## Brief
Work out how many lines hold the string "salami". Give that number and nothing more.

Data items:
══════════

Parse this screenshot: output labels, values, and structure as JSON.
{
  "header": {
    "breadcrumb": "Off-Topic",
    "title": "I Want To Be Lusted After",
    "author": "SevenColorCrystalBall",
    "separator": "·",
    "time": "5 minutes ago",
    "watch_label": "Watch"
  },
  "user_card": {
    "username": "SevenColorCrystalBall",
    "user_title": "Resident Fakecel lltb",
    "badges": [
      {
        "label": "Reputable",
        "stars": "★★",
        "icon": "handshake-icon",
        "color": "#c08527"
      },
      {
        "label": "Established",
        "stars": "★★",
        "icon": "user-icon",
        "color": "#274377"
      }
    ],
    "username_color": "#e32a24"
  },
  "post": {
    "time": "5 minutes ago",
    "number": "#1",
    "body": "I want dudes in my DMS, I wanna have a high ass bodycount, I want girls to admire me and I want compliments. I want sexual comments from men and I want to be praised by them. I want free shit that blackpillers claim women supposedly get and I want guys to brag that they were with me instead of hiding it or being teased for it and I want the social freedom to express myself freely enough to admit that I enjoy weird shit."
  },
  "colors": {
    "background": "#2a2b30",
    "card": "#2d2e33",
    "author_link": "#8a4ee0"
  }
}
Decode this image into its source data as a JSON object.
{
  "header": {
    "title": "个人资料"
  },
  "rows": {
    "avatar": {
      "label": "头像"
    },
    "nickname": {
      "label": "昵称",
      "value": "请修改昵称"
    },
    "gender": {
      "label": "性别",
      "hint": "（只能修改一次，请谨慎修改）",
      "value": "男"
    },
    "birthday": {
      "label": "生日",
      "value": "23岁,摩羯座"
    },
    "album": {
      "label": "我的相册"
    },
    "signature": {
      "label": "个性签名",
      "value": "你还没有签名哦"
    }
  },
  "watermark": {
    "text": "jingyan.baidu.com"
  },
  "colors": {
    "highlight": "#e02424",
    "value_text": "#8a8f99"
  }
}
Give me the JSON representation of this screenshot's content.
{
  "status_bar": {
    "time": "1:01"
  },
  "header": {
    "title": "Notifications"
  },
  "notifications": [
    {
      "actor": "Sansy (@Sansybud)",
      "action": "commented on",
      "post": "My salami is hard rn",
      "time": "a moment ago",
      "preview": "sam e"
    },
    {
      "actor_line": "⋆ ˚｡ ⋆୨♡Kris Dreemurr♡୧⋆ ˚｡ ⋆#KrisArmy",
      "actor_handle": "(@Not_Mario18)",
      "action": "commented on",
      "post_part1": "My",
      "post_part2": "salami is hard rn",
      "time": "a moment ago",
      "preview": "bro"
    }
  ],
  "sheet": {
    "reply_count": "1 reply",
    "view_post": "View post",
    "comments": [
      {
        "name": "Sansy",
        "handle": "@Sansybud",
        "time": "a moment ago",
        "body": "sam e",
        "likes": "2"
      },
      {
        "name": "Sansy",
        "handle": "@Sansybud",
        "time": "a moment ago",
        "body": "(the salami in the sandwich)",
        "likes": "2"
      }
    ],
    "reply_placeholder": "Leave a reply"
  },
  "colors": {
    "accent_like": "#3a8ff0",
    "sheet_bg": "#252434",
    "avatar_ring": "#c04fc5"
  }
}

══════════

## Final result
3